Required task:
Please quote the material exactly, every line of it.

---------- Records for the exercise

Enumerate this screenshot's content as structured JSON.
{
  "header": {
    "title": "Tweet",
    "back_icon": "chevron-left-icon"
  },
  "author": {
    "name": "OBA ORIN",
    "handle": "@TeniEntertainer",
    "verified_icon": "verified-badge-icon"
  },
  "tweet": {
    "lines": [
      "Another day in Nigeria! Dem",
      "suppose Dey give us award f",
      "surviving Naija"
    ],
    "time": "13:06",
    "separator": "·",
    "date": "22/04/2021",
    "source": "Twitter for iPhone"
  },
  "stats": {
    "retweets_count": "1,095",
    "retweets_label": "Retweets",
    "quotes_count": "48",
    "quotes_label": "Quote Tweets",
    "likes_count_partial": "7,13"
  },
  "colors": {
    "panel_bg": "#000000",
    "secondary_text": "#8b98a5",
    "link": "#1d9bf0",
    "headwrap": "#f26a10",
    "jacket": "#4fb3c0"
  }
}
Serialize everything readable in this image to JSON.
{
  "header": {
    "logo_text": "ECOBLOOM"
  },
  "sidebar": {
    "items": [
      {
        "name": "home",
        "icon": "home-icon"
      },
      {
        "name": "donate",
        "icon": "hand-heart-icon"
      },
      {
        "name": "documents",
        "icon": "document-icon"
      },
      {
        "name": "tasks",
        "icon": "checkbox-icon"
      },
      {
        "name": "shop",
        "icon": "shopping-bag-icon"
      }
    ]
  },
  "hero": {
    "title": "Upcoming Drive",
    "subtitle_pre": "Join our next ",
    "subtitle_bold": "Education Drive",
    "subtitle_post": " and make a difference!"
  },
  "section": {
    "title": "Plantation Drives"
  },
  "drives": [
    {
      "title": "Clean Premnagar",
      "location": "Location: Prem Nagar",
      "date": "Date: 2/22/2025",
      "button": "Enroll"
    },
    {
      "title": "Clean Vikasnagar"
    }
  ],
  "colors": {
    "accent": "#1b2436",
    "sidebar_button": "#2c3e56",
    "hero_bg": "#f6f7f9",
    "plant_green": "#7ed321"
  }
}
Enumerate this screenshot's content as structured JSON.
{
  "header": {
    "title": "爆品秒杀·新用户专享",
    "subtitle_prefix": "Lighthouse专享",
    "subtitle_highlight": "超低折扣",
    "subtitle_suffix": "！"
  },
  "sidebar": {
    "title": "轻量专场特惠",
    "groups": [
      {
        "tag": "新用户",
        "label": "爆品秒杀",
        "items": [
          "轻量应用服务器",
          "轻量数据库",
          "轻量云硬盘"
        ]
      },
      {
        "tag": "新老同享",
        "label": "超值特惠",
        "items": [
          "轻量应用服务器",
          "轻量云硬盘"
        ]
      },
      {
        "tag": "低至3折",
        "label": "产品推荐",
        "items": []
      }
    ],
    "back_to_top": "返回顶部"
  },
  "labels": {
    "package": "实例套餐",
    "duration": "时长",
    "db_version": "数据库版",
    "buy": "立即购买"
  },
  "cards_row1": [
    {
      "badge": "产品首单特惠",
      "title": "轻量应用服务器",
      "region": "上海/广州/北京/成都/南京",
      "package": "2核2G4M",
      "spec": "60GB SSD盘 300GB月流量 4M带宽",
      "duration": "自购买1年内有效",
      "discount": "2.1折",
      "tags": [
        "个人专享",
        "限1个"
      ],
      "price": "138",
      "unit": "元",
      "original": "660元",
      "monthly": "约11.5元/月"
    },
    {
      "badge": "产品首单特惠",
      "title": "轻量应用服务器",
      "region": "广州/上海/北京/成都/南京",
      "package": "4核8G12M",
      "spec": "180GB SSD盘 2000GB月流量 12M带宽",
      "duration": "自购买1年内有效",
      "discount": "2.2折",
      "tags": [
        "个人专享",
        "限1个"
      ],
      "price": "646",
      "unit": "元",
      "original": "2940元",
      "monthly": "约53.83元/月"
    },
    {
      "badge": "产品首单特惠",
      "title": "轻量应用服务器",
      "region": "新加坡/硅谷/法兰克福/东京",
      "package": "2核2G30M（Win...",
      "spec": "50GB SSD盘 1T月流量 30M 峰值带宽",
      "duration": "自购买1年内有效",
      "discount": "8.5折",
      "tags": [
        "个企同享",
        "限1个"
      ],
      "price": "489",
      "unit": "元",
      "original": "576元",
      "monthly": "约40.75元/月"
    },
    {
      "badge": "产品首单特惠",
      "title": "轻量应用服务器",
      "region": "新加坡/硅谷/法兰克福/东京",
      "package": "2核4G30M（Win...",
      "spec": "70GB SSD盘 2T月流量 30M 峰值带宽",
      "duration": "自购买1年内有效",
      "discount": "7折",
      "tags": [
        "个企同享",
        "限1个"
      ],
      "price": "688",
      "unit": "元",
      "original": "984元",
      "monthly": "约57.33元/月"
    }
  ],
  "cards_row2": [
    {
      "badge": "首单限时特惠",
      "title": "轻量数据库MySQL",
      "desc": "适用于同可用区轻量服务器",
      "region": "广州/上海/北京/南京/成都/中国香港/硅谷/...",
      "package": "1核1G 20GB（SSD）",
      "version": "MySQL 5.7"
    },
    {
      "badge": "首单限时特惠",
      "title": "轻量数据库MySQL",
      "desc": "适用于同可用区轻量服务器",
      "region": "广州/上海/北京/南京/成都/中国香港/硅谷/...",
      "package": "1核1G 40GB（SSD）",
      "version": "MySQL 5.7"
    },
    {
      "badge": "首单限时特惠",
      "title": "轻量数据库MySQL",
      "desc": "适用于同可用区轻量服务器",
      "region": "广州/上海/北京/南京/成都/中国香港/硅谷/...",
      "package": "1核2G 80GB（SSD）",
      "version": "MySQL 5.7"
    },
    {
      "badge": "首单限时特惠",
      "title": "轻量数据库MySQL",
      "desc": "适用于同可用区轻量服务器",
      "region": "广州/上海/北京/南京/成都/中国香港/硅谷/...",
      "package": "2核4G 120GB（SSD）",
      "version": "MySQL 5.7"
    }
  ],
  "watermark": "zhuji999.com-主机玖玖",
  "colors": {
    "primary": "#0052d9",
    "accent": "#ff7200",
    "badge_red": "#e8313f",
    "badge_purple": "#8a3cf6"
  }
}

--------------------

Written response:
Enumerate this screenshot's content as structured JSON.
{
  "header": {
    "title": "Tweet",
    "back_icon": "chevron-left-icon"
  },
  "author": {
    "name": "OBA ORIN",
    "handle": "@TeniEntertainer",
    "verified_icon": "verified-badge-icon"
  },
  "tweet": {
    "lines": [
      "Another day in Nigeria! Dem",
      "suppose Dey give us award f",
      "surviving Naija"
    ],
    "time": "13:06",
    "separator": "·",
    "date": "22/04/2021",
    "source": "Twitter for iPhone"
  },
  "stats": {
    "retweets_count": "1,095",
    "retweets_label": "Retweets",
    "quotes_count": "48",
    "quotes_label": "Quote Tweets",
    "likes_count_partial": "7,13"
  },
  "colors": {
    "panel_bg": "#000000",
    "secondary_text": "#8b98a5",
    "link": "#1d9bf0",
    "headwrap": "#f26a10",
    "jacket": "#4fb3c0"
  }
}
Serialize everything readable in this image to JSON.
{
  "header": {
    "logo_text": "ECOBLOOM"
  },
  "sidebar": {
    "items": [
      {
        "name": "home",
        "icon": "home-icon"
      },
      {
        "name": "donate",
        "icon": "hand-heart-icon"
      },
      {
        "name": "documents",
        "icon": "document-icon"
      },
      {
        "name": "tasks",
        "icon": "checkbox-icon"
      },
      {
        "name": "shop",
        "icon": "shopping-bag-icon"
      }
    ]
  },
  "hero": {
    "title": "Upcoming Drive",
    "subtitle_pre": "Join our next ",
    "subtitle_bold": "Education Drive",
    "subtitle_post": " and make a difference!"
  },
  "section": {
    "title": "Plantation Drives"
  },
  "drives": [
    {
      "title": "Clean Premnagar",
      "location": "Location: Prem Nagar",
      "date": "Date: 2/22/2025",
      "button": "Enroll"
    },
    {
      "title": "Clean Vikasnagar"
    }
  ],
  "colors": {
    "accent": "#1b2436",
    "sidebar_button": "#2c3e56",
    "hero_bg": "#f6f7f9",
    "plant_green": "#7ed321"
  }
}
Enumerate this screenshot's content as structured JSON.
{
  "header": {
    "title": "爆品秒杀·新用户专享",
    "subtitle_prefix": "Lighthouse专享",
    "subtitle_highlight": "超低折扣",
    "subtitle_suffix": "！"
  },
  "sidebar": {
    "title": "轻量专场特惠",
    "groups": [
      {
        "tag": "新用户",
        "label": "爆品秒杀",
        "items": [
          "轻量应用服务器",
          "轻量数据库",
          "轻量云硬盘"
        ]
      },
      {
        "tag": "新老同享",
        "label": "超值特惠",
        "items": [
          "轻量应用服务器",
          "轻量云硬盘"
        ]
      },
      {
        "tag": "低至3折",
        "label": "产品推荐",
        "items": []
      }
    ],
    "back_to_top": "返回顶部"
  },
  "labels": {
    "package": "实例套餐",
    "duration": "时长",
    "db_version": "数据库版",
    "buy": "立即购买"
  },
  "cards_row1": [
    {
      "badge": "产品首单特惠",
      "title": "轻量应用服务器",
      "region": "上海/广州/北京/成都/南京",
      "package": "2核2G4M",
      "spec": "60GB SSD盘 300GB月流量 4M带宽",
      "duration": "自购买1年内有效",
      "discount": "2.1折",
      "tags": [
        "个人专享",
        "限1个"
      ],
      "price": "138",
      "unit": "元",
      "original": "660元",
      "monthly": "约11.5元/月"
    },
    {
      "badge": "产品首单特惠",
      "title": "轻量应用服务器",
      "region": "广州/上海/北京/成都/南京",
      "package": "4核8G12M",
      "spec": "180GB SSD盘 2000GB月流量 12M带宽",
      "duration": "自购买1年内有效",
      "discount": "2.2折",
      "tags": [
        "个人专享",
        "限1个"
      ],
      "price": "646",
      "unit": "元",
      "original": "2940元",
      "monthly": "约53.83元/月"
    },
    {
      "badge": "产品首单特惠",
      "title": "轻量应用服务器",
      "region": "新加坡/硅谷/法兰克福/东京",
      "package": "2核2G30M（Win...",
      "spec": "50GB SSD盘 1T月流量 30M 峰值带宽",
      "duration": "自购买1年内有效",
      "discount": "8.5折",
      "tags": [
        "个企同享",
        "限1个"
      ],
      "price": "489",
      "unit": "元",
      "original": "576元",
      "monthly": "约40.75元/月"
    },
    {
      "badge": "产品首单特惠",
      "title": "轻量应用服务器",
      "region": "新加坡/硅谷/法兰克福/东京",
      "package": "2核4G30M（Win...",
      "spec": "70GB SSD盘 2T月流量 30M 峰值带宽",
      "duration": "自购买1年内有效",
      "discount": "7折",
      "tags": [
        "个企同享",
        "限1个"
      ],
      "price": "688",
      "unit": "元",
      "original": "984元",
      "monthly": "约57.33元/月"
    }
  ],
  "cards_row2": [
    {
      "badge": "首单限时特惠",
      "title": "轻量数据库MySQL",
      "desc": "适用于同可用区轻量服务器",
      "region": "广州/上海/北京/南京/成都/中国香港/硅谷/...",
      "package": "1核1G 20GB（SSD）",
      "version": "MySQL 5.7"
    },
    {
      "badge": "首单限时特惠",
      "title": "轻量数据库MySQL",
      "desc": "适用于同可用区轻量服务器",
      "region": "广州/上海/北京/南京/成都/中国香港/硅谷/...",
      "package": "1核1G 40GB（SSD）",
      "version": "MySQL 5.7"
    },
    {
      "badge": "首单限时特惠",
      "title": "轻量数据库MySQL",
      "desc": "适用于同可用区轻量服务器",
      "region": "广州/上海/北京/南京/成都/中国香港/硅谷/...",
      "package": "1核2G 80GB（SSD）",
      "version": "MySQL 5.7"
    },
    {
      "badge": "首单限时特惠",
      "title": "轻量数据库MySQL",
      "desc": "适用于同可用区轻量服务器",
      "region": "广州/上海/北京/南京/成都/中国香港/硅谷/...",
      "package": "2核4G 120GB（SSD）",
      "version": "MySQL 5.7"
    }
  ],
  "watermark": "zhuji999.com-主机玖玖",
  "colors": {
    "primary": "#0052d9",
    "accent": "#ff7200",
    "badge_red": "#e8313f",
    "badge_purple": "#8a3cf6"
  }
}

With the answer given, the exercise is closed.